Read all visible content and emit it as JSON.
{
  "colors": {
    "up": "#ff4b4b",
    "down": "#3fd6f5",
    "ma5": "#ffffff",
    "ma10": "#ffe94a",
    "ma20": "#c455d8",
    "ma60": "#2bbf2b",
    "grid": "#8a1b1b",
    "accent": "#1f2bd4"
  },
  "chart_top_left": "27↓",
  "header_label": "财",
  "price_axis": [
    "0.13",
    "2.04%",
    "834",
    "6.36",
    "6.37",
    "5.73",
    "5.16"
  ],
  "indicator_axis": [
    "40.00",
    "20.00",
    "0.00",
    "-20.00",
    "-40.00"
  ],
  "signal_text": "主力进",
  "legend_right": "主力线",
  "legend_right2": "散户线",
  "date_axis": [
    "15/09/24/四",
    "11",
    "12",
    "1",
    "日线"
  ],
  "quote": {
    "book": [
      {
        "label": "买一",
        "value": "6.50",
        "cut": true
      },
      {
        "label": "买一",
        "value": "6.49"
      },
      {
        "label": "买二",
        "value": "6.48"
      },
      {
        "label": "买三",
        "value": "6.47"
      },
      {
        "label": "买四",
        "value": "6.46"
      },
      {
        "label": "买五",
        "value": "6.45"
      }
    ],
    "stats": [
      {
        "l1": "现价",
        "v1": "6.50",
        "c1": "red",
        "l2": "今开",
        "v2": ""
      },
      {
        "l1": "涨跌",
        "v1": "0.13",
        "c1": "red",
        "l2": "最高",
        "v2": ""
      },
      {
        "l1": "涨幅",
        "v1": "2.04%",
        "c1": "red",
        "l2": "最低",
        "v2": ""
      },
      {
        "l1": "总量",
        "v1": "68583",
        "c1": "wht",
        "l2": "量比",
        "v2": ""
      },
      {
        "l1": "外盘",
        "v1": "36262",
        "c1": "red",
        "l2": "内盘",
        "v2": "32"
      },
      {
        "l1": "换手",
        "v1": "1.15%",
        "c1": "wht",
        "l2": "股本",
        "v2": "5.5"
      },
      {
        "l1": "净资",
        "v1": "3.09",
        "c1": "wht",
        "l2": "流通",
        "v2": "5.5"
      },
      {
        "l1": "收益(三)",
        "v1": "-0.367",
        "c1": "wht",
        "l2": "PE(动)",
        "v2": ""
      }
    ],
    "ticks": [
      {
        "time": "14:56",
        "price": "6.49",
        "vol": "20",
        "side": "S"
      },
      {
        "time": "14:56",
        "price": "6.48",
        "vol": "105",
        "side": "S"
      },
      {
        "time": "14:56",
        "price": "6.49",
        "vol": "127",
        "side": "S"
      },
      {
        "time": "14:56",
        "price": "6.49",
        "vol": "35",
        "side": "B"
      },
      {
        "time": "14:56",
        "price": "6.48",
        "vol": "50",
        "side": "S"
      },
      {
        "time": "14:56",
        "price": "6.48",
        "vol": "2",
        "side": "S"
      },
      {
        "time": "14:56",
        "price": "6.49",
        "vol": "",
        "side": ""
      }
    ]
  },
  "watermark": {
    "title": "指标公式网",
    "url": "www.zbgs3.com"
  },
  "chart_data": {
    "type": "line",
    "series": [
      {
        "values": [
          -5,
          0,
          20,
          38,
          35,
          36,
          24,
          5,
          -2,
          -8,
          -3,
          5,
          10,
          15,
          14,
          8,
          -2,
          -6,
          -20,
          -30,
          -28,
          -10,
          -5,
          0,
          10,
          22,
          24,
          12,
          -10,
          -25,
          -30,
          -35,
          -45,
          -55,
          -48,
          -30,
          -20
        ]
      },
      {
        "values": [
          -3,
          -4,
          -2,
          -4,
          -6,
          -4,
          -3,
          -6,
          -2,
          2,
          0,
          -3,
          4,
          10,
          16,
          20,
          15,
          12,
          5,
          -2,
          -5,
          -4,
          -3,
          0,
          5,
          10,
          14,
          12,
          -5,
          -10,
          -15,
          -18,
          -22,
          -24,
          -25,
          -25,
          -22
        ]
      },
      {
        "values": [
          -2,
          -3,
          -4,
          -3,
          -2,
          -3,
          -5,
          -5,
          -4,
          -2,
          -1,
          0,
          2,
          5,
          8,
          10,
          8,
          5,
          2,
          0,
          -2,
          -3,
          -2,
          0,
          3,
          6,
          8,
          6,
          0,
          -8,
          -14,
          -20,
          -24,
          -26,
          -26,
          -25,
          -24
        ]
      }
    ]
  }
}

Requirement » Recopy all the lines exactly as they appear.

Final result »
Read all visible content and emit it as JSON.
{
  "colors": {
    "up": "#ff4b4b",
    "down": "#3fd6f5",
    "ma5": "#ffffff",
    "ma10": "#ffe94a",
    "ma20": "#c455d8",
    "ma60": "#2bbf2b",
    "grid": "#8a1b1b",
    "accent": "#1f2bd4"
  },
  "chart_top_left": "27↓",
  "header_label": "财",
  "price_axis": [
    "0.13",
    "2.04%",
    "834",
    "6.36",
    "6.37",
    "5.73",
    "5.16"
  ],
  "indicator_axis": [
    "40.00",
    "20.00",
    "0.00",
    "-20.00",
    "-40.00"
  ],
  "signal_text": "主力进",
  "legend_right": "主力线",
  "legend_right2": "散户线",
  "date_axis": [
    "15/09/24/四",
    "11",
    "12",
    "1",
    "日线"
  ],
  "quote": {
    "book": [
      {
        "label": "买一",
        "value": "6.50",
        "cut": true
      },
      {
        "label": "买一",
        "value": "6.49"
      },
      {
        "label": "买二",
        "value": "6.48"
      },
      {
        "label": "买三",
        "value": "6.47"
      },
      {
        "label": "买四",
        "value": "6.46"
      },
      {
        "label": "买五",
        "value": "6.45"
      }
    ],
    "stats": [
      {
        "l1": "现价",
        "v1": "6.50",
        "c1": "red",
        "l2": "今开",
        "v2": ""
      },
      {
        "l1": "涨跌",
        "v1": "0.13",
        "c1": "red",
        "l2": "最高",
        "v2": ""
      },
      {
        "l1": "涨幅",
        "v1": "2.04%",
        "c1": "red",
        "l2": "最低",
        "v2": ""
      },
      {
        "l1": "总量",
        "v1": "68583",
        "c1": "wht",
        "l2": "量比",
        "v2": ""
      },
      {
        "l1": "外盘",
        "v1": "36262",
        "c1": "red",
        "l2": "内盘",
        "v2": "32"
      },
      {
        "l1": "换手",
        "v1": "1.15%",
        "c1": "wht",
        "l2": "股本",
        "v2": "5.5"
      },
      {
        "l1": "净资",
        "v1": "3.09",
        "c1": "wht",
        "l2": "流通",
        "v2": "5.5"
      },
      {
        "l1": "收益(三)",
        "v1": "-0.367",
        "c1": "wht",
        "l2": "PE(动)",
        "v2": ""
      }
    ],
    "ticks": [
      {
        "time": "14:56",
        "price": "6.49",
        "vol": "20",
        "side": "S"
      },
      {
        "time": "14:56",
        "price": "6.48",
        "vol": "105",
        "side": "S"
      },
      {
        "time": "14:56",
        "price": "6.49",
        "vol": "127",
        "side": "S"
      },
      {
        "time": "14:56",
        "price": "6.49",
        "vol": "35",
        "side": "B"
      },
      {
        "time": "14:56",
        "price": "6.48",
        "vol": "50",
        "side": "S"
      },
      {
        "time": "14:56",
        "price": "6.48",
        "vol": "2",
        "side": "S"
      },
      {
        "time": "14:56",
        "price": "6.49",
        "vol": "",
        "side": ""
      }
    ]
  },
  "watermark": {
    "title": "指标公式网",
    "url": "www.zbgs3.com"
  },
  "chart_data": {
    "type": "line",
    "series": [
      {
        "values": [
          -5,
          0,
          20,
          38,
          35,
          36,
          24,
          5,
          -2,
          -8,
          -3,
          5,
          10,
          15,
          14,
          8,
          -2,
          -6,
          -20,
          -30,
          -28,
          -10,
          -5,
          0,
          10,
          22,
          24,
          12,
          -10,
          -25,
          -30,
          -35,
          -45,
          -55,
          -48,
          -30,
          -20
        ]
      },
      {
        "values": [
          -3,
          -4,
          -2,
          -4,
          -6,
          -4,
          -3,
          -6,
          -2,
          2,
          0,
          -3,
          4,
          10,
          16,
          20,
          15,
          12,
          5,
          -2,
          -5,
          -4,
          -3,
          0,
          5,
          10,
          14,
          12,
          -5,
          -10,
          -15,
          -18,
          -22,
          -24,
          -25,
          -25,
          -22
        ]
      },
      {
        "values": [
          -2,
          -3,
          -4,
          -3,
          -2,
          -3,
          -5,
          -5,
          -4,
          -2,
          -1,
          0,
          2,
          5,
          8,
          10,
          8,
          5,
          2,
          0,
          -2,
          -3,
          -2,
          0,
          3,
          6,
          8,
          6,
          0,
          -8,
          -14,
          -20,
          -24,
          -26,
          -26,
          -25,
          -24
        ]
      }
    ]
  }
}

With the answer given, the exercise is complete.